TASK STATEMENT: Locate each line with the string "закрутка" in the listing below and copy it.

• • •

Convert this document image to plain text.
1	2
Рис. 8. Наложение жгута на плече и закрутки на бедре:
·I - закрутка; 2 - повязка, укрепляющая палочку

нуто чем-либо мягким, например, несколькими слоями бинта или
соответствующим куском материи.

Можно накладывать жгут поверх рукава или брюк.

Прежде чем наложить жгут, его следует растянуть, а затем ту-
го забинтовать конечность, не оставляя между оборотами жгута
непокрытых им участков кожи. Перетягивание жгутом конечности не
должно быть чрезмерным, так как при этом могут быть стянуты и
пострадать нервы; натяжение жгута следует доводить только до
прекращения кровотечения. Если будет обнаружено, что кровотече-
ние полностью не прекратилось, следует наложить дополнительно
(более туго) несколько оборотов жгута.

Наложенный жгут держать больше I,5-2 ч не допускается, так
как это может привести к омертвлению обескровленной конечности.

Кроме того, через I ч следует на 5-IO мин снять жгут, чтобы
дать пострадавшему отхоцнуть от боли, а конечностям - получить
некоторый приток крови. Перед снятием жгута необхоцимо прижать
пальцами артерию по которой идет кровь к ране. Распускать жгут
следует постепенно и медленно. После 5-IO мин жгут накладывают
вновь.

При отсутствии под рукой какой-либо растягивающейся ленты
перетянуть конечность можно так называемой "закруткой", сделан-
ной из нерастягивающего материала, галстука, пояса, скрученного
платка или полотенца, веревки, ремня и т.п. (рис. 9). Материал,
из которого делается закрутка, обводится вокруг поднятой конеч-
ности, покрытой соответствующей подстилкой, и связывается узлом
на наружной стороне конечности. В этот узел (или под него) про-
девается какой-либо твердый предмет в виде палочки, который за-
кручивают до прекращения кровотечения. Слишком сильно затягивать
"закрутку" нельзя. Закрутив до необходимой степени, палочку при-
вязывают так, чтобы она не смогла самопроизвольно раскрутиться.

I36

• • •

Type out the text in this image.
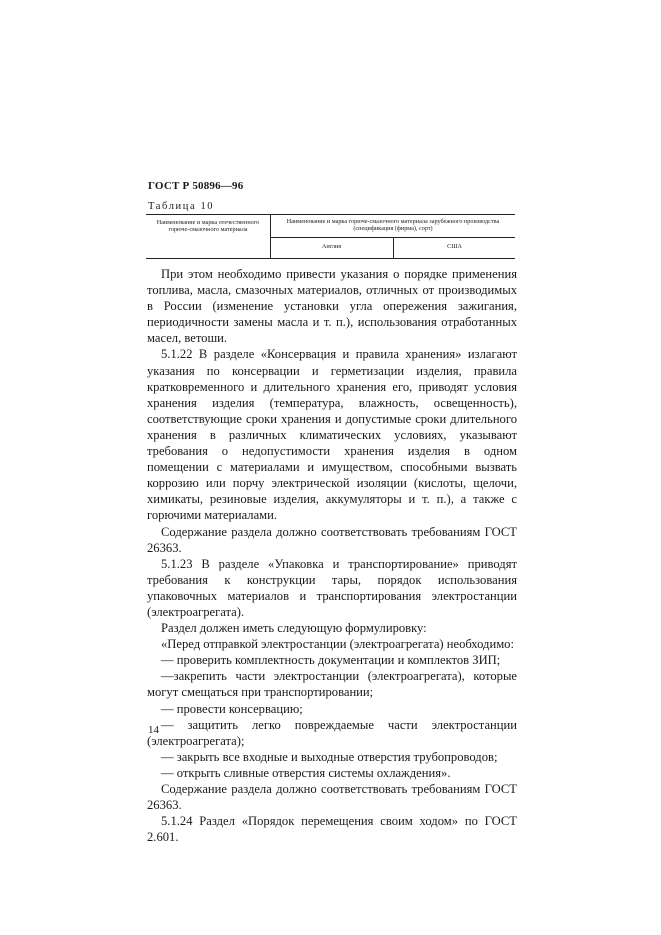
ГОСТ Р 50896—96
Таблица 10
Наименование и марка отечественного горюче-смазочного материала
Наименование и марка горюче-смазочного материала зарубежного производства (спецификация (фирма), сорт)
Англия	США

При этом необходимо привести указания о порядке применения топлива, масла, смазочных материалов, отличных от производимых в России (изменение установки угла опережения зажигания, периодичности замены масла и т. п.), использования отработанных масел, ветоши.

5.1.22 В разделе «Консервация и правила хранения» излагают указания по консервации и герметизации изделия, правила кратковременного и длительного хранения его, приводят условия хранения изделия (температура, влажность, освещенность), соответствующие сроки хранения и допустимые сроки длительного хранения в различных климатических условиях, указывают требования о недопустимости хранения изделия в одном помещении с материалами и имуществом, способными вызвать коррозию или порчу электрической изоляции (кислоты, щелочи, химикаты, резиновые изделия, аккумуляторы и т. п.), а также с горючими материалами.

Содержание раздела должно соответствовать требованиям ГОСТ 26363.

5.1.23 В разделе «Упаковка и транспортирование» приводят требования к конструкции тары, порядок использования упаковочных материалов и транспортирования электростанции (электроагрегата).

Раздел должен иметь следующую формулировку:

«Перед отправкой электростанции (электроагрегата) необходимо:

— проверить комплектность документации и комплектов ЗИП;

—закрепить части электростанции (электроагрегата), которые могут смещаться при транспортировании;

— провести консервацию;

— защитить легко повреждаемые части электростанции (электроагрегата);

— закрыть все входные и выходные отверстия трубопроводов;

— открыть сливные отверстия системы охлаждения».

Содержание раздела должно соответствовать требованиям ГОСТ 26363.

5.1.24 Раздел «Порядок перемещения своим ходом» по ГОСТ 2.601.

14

• • •

SOLUTION FOR THIS TASK:
·I - закрутка; 2 - повязка, укрепляющая палочку
из которого делается закрутка, обводится вокруг поднятой конеч-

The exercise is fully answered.